■ **The task**
Quote all of the data below exactly, please.

....

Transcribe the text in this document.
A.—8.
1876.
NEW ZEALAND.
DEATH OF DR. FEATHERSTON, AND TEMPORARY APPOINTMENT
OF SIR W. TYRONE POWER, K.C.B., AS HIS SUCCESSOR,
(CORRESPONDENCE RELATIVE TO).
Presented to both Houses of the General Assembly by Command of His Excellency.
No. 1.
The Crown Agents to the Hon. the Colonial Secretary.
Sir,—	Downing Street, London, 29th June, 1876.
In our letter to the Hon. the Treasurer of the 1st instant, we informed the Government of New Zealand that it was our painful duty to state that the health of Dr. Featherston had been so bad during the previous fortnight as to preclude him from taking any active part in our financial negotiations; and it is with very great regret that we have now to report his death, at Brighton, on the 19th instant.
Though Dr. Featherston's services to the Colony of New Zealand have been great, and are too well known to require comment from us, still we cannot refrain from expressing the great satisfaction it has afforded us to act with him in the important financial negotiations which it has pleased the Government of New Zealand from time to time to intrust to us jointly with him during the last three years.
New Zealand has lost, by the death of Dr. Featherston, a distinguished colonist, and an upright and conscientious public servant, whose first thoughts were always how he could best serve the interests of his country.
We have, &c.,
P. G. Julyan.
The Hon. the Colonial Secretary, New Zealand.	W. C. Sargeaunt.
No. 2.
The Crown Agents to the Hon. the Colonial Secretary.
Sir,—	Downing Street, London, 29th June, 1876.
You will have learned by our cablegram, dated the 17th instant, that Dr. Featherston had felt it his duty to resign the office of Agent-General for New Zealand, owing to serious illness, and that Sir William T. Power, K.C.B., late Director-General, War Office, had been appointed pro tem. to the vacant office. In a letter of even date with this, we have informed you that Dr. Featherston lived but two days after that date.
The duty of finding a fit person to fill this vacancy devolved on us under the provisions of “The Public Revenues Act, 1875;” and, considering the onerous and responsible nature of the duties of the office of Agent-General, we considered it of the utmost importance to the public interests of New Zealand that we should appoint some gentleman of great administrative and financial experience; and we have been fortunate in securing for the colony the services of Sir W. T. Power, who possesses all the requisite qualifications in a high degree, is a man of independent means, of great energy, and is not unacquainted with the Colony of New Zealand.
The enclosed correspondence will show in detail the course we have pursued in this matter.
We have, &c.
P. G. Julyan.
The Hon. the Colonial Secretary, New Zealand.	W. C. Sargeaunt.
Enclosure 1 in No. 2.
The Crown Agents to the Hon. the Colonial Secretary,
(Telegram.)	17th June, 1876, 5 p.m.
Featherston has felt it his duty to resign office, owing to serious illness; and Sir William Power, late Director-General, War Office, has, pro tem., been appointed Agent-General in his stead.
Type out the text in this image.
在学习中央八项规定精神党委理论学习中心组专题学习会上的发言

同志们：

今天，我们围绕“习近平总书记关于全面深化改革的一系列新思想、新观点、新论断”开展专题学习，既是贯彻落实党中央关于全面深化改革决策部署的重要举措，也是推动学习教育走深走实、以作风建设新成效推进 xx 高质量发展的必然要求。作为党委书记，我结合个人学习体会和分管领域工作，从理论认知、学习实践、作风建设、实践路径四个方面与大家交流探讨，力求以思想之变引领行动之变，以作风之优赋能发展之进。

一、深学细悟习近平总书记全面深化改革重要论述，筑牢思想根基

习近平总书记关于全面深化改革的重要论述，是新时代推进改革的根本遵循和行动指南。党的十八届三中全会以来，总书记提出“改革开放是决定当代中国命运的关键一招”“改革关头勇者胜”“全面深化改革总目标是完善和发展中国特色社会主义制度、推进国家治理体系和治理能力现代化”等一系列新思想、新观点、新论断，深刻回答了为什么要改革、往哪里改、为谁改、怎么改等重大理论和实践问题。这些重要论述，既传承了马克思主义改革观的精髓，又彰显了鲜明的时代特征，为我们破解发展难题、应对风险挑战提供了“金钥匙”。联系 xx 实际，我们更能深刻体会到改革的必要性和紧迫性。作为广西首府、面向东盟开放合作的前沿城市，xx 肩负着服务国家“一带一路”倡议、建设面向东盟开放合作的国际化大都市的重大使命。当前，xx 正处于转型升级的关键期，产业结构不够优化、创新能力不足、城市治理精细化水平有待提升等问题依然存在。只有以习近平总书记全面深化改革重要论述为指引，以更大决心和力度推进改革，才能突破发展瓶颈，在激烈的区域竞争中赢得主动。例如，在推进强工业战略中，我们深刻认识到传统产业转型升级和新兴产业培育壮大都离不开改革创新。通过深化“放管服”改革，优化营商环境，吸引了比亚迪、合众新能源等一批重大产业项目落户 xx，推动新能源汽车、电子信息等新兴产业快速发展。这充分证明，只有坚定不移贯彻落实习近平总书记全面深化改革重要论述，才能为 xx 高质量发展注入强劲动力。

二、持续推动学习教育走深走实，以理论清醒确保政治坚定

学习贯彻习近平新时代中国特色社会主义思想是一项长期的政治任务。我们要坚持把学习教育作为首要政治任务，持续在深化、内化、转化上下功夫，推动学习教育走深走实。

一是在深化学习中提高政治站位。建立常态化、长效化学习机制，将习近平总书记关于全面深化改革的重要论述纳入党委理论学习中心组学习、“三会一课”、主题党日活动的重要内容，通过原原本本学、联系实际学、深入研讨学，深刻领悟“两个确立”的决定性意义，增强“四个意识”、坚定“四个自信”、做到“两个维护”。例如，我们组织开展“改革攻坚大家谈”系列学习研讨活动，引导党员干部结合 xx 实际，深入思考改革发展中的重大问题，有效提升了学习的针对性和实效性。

....

■ **Correct response**
Transcribe the text in this document.
A.—8.
1876.
NEW ZEALAND.
DEATH OF DR. FEATHERSTON, AND TEMPORARY APPOINTMENT
OF SIR W. TYRONE POWER, K.C.B., AS HIS SUCCESSOR,
(CORRESPONDENCE RELATIVE TO).
Presented to both Houses of the General Assembly by Command of His Excellency.
No. 1.
The Crown Agents to the Hon. the Colonial Secretary.
Sir,—	Downing Street, London, 29th June, 1876.
In our letter to the Hon. the Treasurer of the 1st instant, we informed the Government of New Zealand that it was our painful duty to state that the health of Dr. Featherston had been so bad during the previous fortnight as to preclude him from taking any active part in our financial negotiations; and it is with very great regret that we have now to report his death, at Brighton, on the 19th instant.
Though Dr. Featherston's services to the Colony of New Zealand have been great, and are too well known to require comment from us, still we cannot refrain from expressing the great satisfaction it has afforded us to act with him in the important financial negotiations which it has pleased the Government of New Zealand from time to time to intrust to us jointly with him during the last three years.
New Zealand has lost, by the death of Dr. Featherston, a distinguished colonist, and an upright and conscientious public servant, whose first thoughts were always how he could best serve the interests of his country.
We have, &c.,
P. G. Julyan.
The Hon. the Colonial Secretary, New Zealand.	W. C. Sargeaunt.
No. 2.
The Crown Agents to the Hon. the Colonial Secretary.
Sir,—	Downing Street, London, 29th June, 1876.
You will have learned by our cablegram, dated the 17th instant, that Dr. Featherston had felt it his duty to resign the office of Agent-General for New Zealand, owing to serious illness, and that Sir William T. Power, K.C.B., late Director-General, War Office, had been appointed pro tem. to the vacant office. In a letter of even date with this, we have informed you that Dr. Featherston lived but two days after that date.
The duty of finding a fit person to fill this vacancy devolved on us under the provisions of “The Public Revenues Act, 1875;” and, considering the onerous and responsible nature of the duties of the office of Agent-General, we considered it of the utmost importance to the public interests of New Zealand that we should appoint some gentleman of great administrative and financial experience; and we have been fortunate in securing for the colony the services of Sir W. T. Power, who possesses all the requisite qualifications in a high degree, is a man of independent means, of great energy, and is not unacquainted with the Colony of New Zealand.
The enclosed correspondence will show in detail the course we have pursued in this matter.
We have, &c.
P. G. Julyan.
The Hon. the Colonial Secretary, New Zealand.	W. C. Sargeaunt.
Enclosure 1 in No. 2.
The Crown Agents to the Hon. the Colonial Secretary,
(Telegram.)	17th June, 1876, 5 p.m.
Featherston has felt it his duty to resign office, owing to serious illness; and Sir William Power, late Director-General, War Office, has, pro tem., been appointed Agent-General in his stead.
Type out the text in this image.
在学习中央八项规定精神党委理论学习中心组专题学习会上的发言

同志们：

今天，我们围绕“习近平总书记关于全面深化改革的一系列新思想、新观点、新论断”开展专题学习，既是贯彻落实党中央关于全面深化改革决策部署的重要举措，也是推动学习教育走深走实、以作风建设新成效推进 xx 高质量发展的必然要求。作为党委书记，我结合个人学习体会和分管领域工作，从理论认知、学习实践、作风建设、实践路径四个方面与大家交流探讨，力求以思想之变引领行动之变，以作风之优赋能发展之进。

一、深学细悟习近平总书记全面深化改革重要论述，筑牢思想根基

习近平总书记关于全面深化改革的重要论述，是新时代推进改革的根本遵循和行动指南。党的十八届三中全会以来，总书记提出“改革开放是决定当代中国命运的关键一招”“改革关头勇者胜”“全面深化改革总目标是完善和发展中国特色社会主义制度、推进国家治理体系和治理能力现代化”等一系列新思想、新观点、新论断，深刻回答了为什么要改革、往哪里改、为谁改、怎么改等重大理论和实践问题。这些重要论述，既传承了马克思主义改革观的精髓，又彰显了鲜明的时代特征，为我们破解发展难题、应对风险挑战提供了“金钥匙”。联系 xx 实际，我们更能深刻体会到改革的必要性和紧迫性。作为广西首府、面向东盟开放合作的前沿城市，xx 肩负着服务国家“一带一路”倡议、建设面向东盟开放合作的国际化大都市的重大使命。当前，xx 正处于转型升级的关键期，产业结构不够优化、创新能力不足、城市治理精细化水平有待提升等问题依然存在。只有以习近平总书记全面深化改革重要论述为指引，以更大决心和力度推进改革，才能突破发展瓶颈，在激烈的区域竞争中赢得主动。例如，在推进强工业战略中，我们深刻认识到传统产业转型升级和新兴产业培育壮大都离不开改革创新。通过深化“放管服”改革，优化营商环境，吸引了比亚迪、合众新能源等一批重大产业项目落户 xx，推动新能源汽车、电子信息等新兴产业快速发展。这充分证明，只有坚定不移贯彻落实习近平总书记全面深化改革重要论述，才能为 xx 高质量发展注入强劲动力。

二、持续推动学习教育走深走实，以理论清醒确保政治坚定

学习贯彻习近平新时代中国特色社会主义思想是一项长期的政治任务。我们要坚持把学习教育作为首要政治任务，持续在深化、内化、转化上下功夫，推动学习教育走深走实。

一是在深化学习中提高政治站位。建立常态化、长效化学习机制，将习近平总书记关于全面深化改革的重要论述纳入党委理论学习中心组学习、“三会一课”、主题党日活动的重要内容，通过原原本本学、联系实际学、深入研讨学，深刻领悟“两个确立”的决定性意义，增强“四个意识”、坚定“四个自信”、做到“两个维护”。例如，我们组织开展“改革攻坚大家谈”系列学习研讨活动，引导党员干部结合 xx 实际，深入思考改革发展中的重大问题，有效提升了学习的针对性和实效性。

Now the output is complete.